Pull out each line of the records holding the string "Composite".

_ _ _

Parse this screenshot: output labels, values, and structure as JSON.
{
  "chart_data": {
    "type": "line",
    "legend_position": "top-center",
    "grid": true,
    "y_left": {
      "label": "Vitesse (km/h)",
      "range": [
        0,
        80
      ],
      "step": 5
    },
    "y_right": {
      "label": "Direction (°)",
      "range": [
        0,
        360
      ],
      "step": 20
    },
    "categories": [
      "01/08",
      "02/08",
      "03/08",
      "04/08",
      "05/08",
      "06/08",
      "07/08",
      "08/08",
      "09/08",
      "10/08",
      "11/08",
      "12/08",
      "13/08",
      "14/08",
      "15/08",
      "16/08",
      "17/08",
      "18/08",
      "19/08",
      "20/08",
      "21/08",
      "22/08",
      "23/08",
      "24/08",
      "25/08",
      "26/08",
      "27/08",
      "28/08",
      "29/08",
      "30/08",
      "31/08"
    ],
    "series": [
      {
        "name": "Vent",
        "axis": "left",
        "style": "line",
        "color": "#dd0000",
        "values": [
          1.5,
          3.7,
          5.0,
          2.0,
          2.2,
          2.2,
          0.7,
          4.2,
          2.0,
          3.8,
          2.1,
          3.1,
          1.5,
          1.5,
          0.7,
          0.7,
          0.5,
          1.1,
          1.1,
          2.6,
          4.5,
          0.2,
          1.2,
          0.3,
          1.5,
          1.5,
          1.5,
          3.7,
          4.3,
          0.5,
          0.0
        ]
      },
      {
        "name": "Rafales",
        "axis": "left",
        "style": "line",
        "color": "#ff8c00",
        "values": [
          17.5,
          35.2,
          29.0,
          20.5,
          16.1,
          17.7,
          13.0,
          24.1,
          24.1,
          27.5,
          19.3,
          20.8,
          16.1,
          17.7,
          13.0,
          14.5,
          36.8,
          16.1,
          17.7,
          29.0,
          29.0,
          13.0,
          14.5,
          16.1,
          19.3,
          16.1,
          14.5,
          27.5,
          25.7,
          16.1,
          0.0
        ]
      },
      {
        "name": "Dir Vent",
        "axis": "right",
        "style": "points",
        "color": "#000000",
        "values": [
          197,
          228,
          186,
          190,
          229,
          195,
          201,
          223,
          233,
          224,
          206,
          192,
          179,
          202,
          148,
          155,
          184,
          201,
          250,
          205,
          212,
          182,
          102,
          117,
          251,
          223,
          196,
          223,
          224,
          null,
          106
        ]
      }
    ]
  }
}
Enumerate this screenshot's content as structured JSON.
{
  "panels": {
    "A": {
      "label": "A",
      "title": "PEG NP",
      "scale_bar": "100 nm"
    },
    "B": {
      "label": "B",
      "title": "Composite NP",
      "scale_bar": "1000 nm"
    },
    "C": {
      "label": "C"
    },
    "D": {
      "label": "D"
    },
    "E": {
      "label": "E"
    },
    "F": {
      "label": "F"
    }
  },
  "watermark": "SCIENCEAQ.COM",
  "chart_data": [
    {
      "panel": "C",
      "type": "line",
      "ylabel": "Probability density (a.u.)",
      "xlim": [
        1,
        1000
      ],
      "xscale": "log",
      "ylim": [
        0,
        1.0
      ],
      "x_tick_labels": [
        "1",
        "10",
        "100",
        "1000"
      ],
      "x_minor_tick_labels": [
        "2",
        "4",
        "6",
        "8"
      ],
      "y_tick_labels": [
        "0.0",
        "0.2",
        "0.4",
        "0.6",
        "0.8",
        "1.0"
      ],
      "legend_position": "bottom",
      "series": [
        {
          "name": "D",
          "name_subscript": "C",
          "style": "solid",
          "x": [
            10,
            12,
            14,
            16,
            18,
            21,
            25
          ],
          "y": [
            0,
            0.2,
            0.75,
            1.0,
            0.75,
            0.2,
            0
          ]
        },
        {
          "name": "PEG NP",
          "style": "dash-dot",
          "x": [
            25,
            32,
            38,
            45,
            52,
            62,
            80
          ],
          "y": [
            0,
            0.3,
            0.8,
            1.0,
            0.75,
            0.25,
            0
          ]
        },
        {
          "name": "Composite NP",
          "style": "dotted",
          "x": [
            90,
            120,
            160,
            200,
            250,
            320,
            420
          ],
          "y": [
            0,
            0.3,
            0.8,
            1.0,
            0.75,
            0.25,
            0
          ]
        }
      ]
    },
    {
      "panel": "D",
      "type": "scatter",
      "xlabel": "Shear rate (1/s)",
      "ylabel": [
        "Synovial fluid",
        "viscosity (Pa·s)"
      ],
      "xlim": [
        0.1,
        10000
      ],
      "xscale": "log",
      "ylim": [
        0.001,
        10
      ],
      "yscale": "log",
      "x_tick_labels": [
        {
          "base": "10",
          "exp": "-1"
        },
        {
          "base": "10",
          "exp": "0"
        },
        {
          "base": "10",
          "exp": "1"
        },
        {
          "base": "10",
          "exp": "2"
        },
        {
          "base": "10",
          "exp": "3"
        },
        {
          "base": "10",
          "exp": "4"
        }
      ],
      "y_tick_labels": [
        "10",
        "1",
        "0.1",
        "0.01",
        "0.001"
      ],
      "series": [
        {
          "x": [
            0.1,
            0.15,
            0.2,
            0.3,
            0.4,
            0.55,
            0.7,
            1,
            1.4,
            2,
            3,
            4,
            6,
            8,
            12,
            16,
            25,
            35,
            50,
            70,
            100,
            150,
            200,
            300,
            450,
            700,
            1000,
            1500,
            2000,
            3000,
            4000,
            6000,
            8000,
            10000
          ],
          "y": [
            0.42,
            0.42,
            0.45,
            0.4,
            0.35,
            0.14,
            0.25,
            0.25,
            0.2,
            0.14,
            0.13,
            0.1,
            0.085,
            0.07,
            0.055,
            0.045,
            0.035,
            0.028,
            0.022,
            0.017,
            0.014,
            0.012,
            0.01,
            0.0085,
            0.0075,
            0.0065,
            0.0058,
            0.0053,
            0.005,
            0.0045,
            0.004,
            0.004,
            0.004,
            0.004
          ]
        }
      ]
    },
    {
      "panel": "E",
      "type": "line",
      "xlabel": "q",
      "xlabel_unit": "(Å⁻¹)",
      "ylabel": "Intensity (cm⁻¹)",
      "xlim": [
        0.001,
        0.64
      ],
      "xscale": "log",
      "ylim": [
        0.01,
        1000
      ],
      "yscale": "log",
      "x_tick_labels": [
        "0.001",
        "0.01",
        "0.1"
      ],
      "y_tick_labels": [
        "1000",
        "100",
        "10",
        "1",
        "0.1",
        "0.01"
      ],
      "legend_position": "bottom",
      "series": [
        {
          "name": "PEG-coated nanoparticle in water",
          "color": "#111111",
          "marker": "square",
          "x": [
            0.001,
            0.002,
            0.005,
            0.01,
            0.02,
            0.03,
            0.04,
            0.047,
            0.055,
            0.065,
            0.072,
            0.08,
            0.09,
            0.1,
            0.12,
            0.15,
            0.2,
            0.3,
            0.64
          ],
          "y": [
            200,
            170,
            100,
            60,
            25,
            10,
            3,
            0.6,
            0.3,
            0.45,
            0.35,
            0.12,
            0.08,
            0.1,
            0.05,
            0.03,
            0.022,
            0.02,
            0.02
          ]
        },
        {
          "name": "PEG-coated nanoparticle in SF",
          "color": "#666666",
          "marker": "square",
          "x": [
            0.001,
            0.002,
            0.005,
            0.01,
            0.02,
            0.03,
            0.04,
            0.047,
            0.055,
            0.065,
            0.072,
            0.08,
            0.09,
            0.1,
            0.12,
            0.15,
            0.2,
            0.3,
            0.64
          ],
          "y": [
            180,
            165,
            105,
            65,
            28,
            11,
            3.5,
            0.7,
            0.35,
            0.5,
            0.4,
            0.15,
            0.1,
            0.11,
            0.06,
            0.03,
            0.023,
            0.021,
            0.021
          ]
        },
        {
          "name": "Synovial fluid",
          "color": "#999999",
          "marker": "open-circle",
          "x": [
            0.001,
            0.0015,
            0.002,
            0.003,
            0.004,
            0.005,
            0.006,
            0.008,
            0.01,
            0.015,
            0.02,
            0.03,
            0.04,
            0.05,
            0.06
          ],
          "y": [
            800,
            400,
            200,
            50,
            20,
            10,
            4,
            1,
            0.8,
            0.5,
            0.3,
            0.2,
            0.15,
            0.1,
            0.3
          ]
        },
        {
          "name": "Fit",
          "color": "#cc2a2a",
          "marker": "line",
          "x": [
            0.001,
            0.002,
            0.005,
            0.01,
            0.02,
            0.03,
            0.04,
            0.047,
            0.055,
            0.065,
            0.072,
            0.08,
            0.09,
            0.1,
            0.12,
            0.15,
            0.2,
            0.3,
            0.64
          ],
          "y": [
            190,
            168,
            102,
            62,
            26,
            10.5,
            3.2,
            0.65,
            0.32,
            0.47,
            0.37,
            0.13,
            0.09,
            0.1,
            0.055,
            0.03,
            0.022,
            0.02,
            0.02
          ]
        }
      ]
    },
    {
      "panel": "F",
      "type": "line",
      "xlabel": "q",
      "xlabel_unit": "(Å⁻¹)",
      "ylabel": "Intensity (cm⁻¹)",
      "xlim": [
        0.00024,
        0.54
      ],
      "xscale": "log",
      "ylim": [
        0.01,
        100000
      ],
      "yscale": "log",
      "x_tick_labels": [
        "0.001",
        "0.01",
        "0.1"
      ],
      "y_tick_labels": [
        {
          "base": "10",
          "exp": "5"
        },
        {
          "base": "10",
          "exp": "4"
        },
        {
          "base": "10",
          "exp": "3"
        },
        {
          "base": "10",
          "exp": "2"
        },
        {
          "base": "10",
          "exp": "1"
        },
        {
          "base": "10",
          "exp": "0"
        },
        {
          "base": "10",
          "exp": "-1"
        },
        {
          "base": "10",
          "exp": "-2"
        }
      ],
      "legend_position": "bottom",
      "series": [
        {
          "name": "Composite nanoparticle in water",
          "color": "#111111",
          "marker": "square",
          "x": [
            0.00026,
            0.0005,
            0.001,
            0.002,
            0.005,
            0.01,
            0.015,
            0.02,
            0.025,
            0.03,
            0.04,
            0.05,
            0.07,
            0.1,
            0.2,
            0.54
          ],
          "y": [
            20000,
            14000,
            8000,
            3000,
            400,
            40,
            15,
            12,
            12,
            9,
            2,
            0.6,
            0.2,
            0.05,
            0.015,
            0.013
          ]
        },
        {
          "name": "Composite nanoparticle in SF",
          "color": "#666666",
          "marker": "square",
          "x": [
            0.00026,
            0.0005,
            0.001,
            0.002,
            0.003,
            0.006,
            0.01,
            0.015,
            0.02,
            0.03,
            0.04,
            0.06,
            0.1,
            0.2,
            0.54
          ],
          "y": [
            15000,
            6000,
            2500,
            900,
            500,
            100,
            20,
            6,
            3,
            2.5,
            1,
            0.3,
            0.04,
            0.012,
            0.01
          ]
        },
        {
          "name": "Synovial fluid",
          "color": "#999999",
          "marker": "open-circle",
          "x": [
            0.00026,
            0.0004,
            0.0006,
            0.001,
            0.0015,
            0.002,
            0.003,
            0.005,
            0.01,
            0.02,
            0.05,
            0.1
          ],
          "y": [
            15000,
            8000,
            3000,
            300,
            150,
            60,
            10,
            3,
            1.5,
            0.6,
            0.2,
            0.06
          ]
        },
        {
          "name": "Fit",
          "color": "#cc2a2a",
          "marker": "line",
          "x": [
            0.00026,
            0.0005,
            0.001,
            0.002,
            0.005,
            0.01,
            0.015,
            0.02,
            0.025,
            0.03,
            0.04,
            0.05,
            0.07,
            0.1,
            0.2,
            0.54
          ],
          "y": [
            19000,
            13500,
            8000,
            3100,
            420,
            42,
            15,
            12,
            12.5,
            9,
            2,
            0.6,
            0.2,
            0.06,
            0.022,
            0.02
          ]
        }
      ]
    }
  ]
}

_ _ _

• **Written answer**:
      "title": "Composite NP",
          "name": "Composite NP",
          "name": "Composite nanoparticle in water",
          "name": "Composite nanoparticle in SF",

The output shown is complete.